Repeat word for word everything from the line containing "Transcribe the text in this document." to the end of the listing, first and last lines included, and only that.

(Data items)
--------------------------------
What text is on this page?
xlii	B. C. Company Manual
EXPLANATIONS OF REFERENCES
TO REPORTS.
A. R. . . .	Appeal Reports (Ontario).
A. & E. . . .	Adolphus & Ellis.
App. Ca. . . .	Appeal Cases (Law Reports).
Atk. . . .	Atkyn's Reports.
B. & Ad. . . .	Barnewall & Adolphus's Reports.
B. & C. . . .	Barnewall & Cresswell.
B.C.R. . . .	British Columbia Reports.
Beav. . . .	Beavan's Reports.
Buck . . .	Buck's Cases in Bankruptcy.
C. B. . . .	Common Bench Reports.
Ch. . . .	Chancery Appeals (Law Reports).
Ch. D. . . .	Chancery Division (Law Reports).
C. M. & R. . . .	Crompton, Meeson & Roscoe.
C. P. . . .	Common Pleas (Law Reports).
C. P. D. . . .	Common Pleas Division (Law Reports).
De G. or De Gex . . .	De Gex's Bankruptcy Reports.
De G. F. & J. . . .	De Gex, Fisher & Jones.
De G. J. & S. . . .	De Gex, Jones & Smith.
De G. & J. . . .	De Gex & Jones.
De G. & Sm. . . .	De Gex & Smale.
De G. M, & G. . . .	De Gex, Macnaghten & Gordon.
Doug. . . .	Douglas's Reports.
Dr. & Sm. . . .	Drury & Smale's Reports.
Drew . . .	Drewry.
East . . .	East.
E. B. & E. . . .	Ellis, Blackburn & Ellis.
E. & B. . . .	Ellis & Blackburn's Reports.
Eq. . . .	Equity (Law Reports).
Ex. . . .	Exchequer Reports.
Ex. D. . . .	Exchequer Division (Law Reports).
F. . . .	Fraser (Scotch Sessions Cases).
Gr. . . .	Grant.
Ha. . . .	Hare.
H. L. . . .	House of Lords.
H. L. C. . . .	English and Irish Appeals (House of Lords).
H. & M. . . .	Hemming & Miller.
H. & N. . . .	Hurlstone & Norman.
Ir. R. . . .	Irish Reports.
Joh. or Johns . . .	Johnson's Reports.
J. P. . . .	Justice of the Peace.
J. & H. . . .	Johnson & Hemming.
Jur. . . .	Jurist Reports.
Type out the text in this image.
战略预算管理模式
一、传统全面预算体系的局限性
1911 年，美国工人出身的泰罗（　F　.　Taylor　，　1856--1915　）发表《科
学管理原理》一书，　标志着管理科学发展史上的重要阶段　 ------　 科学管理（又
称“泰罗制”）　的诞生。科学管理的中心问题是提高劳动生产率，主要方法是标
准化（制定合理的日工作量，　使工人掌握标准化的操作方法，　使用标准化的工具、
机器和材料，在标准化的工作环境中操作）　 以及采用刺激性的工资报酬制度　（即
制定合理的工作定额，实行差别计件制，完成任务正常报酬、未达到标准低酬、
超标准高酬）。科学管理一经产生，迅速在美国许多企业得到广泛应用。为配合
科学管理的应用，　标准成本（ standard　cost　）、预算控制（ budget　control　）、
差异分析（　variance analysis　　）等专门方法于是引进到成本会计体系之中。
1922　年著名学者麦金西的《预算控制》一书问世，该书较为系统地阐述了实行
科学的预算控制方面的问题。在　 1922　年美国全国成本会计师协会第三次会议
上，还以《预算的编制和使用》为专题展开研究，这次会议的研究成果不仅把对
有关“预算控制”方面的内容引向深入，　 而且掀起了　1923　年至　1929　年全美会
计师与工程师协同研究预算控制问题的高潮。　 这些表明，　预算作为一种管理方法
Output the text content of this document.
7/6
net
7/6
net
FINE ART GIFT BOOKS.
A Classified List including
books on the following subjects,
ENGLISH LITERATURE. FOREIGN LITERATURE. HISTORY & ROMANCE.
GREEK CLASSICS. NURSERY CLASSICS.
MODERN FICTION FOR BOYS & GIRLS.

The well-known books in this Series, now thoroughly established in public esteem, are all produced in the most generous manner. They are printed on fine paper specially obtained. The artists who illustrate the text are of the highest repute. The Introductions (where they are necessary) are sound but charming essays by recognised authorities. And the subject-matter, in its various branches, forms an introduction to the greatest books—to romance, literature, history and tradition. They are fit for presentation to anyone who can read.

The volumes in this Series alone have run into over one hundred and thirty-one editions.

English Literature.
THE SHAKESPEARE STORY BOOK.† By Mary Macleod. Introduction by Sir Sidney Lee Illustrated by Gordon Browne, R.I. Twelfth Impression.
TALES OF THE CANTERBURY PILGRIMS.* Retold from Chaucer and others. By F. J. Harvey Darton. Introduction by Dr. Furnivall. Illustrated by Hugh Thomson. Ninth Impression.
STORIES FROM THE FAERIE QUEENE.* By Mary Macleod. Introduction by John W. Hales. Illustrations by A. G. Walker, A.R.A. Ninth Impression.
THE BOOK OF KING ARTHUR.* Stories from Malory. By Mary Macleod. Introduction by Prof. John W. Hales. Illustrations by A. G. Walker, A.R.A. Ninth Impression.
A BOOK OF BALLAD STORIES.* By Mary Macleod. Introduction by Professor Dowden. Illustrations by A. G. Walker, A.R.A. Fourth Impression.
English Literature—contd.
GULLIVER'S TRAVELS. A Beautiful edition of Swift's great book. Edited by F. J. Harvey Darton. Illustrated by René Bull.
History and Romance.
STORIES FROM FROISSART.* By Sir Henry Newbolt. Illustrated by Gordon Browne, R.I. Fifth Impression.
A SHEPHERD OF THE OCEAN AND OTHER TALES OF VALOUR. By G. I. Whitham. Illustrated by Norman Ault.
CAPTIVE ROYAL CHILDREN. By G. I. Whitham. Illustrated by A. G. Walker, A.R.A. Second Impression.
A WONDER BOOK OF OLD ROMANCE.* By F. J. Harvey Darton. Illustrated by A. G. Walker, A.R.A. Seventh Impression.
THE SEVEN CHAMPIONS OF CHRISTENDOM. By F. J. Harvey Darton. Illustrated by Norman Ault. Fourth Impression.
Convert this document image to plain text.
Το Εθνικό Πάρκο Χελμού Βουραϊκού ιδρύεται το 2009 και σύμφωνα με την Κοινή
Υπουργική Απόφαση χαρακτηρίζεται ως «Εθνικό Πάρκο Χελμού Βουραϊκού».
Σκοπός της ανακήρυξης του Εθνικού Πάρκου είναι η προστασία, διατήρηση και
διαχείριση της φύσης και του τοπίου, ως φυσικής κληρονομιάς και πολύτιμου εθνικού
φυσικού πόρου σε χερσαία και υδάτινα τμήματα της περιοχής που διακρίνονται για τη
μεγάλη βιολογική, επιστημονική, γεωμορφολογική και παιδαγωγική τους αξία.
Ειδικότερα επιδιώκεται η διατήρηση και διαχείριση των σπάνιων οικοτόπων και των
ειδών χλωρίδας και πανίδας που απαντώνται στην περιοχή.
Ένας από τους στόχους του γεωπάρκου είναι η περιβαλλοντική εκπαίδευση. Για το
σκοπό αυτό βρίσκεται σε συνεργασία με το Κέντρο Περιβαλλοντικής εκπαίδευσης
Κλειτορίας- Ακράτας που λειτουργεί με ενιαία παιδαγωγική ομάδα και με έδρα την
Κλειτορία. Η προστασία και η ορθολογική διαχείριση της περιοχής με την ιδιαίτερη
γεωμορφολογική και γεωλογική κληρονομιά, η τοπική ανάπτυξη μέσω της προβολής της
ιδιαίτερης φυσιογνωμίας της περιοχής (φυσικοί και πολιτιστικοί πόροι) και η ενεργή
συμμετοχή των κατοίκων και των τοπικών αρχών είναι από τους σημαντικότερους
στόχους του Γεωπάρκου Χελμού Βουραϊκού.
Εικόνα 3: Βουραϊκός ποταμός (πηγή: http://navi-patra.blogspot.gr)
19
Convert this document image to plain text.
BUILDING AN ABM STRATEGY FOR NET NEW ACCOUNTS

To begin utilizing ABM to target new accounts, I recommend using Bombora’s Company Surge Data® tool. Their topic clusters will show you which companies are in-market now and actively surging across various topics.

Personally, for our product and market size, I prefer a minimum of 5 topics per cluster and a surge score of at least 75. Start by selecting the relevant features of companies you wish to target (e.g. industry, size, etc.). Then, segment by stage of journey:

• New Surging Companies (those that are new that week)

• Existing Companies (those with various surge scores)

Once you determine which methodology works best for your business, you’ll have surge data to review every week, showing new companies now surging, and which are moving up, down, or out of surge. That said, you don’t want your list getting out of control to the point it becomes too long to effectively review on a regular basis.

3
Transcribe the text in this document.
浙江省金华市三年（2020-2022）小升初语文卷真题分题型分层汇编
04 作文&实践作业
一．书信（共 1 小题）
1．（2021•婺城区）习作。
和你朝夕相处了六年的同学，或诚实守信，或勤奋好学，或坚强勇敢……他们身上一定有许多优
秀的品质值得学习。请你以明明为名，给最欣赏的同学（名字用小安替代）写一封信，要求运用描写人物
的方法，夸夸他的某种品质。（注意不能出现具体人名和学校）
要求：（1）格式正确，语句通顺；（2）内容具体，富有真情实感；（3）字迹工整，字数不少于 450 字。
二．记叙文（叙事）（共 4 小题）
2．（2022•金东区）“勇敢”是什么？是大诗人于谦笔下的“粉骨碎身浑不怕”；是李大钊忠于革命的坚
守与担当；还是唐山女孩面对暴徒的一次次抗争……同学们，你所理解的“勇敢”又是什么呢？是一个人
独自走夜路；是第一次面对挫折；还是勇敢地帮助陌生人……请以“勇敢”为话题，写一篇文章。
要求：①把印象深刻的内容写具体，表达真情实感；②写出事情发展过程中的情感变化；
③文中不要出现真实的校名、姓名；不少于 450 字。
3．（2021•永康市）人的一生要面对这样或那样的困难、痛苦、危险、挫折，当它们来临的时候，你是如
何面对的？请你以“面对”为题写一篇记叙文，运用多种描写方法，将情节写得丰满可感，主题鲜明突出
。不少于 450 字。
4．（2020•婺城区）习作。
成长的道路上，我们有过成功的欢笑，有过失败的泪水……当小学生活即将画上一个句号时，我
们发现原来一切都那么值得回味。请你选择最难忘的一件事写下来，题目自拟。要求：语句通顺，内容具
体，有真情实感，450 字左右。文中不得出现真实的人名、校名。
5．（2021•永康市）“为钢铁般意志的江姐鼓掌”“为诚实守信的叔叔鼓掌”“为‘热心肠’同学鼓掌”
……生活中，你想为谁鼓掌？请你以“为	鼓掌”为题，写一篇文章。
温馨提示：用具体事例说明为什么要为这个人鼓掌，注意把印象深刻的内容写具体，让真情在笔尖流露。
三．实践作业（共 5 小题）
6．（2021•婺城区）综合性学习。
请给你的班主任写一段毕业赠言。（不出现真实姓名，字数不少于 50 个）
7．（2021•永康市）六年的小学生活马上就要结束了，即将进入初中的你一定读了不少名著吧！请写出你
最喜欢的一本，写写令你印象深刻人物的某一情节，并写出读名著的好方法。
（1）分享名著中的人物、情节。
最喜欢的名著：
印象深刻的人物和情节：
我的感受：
--------------------------------
**Solution to the exercise:**
Transcribe the text in this document.
浙江省金华市三年（2020-2022）小升初语文卷真题分题型分层汇编
04 作文&实践作业
一．书信（共 1 小题）
1．（2021•婺城区）习作。
和你朝夕相处了六年的同学，或诚实守信，或勤奋好学，或坚强勇敢……他们身上一定有许多优
秀的品质值得学习。请你以明明为名，给最欣赏的同学（名字用小安替代）写一封信，要求运用描写人物
的方法，夸夸他的某种品质。（注意不能出现具体人名和学校）
要求：（1）格式正确，语句通顺；（2）内容具体，富有真情实感；（3）字迹工整，字数不少于 450 字。
二．记叙文（叙事）（共 4 小题）
2．（2022•金东区）“勇敢”是什么？是大诗人于谦笔下的“粉骨碎身浑不怕”；是李大钊忠于革命的坚
守与担当；还是唐山女孩面对暴徒的一次次抗争……同学们，你所理解的“勇敢”又是什么呢？是一个人
独自走夜路；是第一次面对挫折；还是勇敢地帮助陌生人……请以“勇敢”为话题，写一篇文章。
要求：①把印象深刻的内容写具体，表达真情实感；②写出事情发展过程中的情感变化；
③文中不要出现真实的校名、姓名；不少于 450 字。
3．（2021•永康市）人的一生要面对这样或那样的困难、痛苦、危险、挫折，当它们来临的时候，你是如
何面对的？请你以“面对”为题写一篇记叙文，运用多种描写方法，将情节写得丰满可感，主题鲜明突出
。不少于 450 字。
4．（2020•婺城区）习作。
成长的道路上，我们有过成功的欢笑，有过失败的泪水……当小学生活即将画上一个句号时，我
们发现原来一切都那么值得回味。请你选择最难忘的一件事写下来，题目自拟。要求：语句通顺，内容具
体，有真情实感，450 字左右。文中不得出现真实的人名、校名。
5．（2021•永康市）“为钢铁般意志的江姐鼓掌”“为诚实守信的叔叔鼓掌”“为‘热心肠’同学鼓掌”
……生活中，你想为谁鼓掌？请你以“为	鼓掌”为题，写一篇文章。
温馨提示：用具体事例说明为什么要为这个人鼓掌，注意把印象深刻的内容写具体，让真情在笔尖流露。
三．实践作业（共 5 小题）
6．（2021•婺城区）综合性学习。
请给你的班主任写一段毕业赠言。（不出现真实姓名，字数不少于 50 个）
7．（2021•永康市）六年的小学生活马上就要结束了，即将进入初中的你一定读了不少名著吧！请写出你
最喜欢的一本，写写令你印象深刻人物的某一情节，并写出读名著的好方法。
（1）分享名著中的人物、情节。
最喜欢的名著：
印象深刻的人物和情节：
我的感受：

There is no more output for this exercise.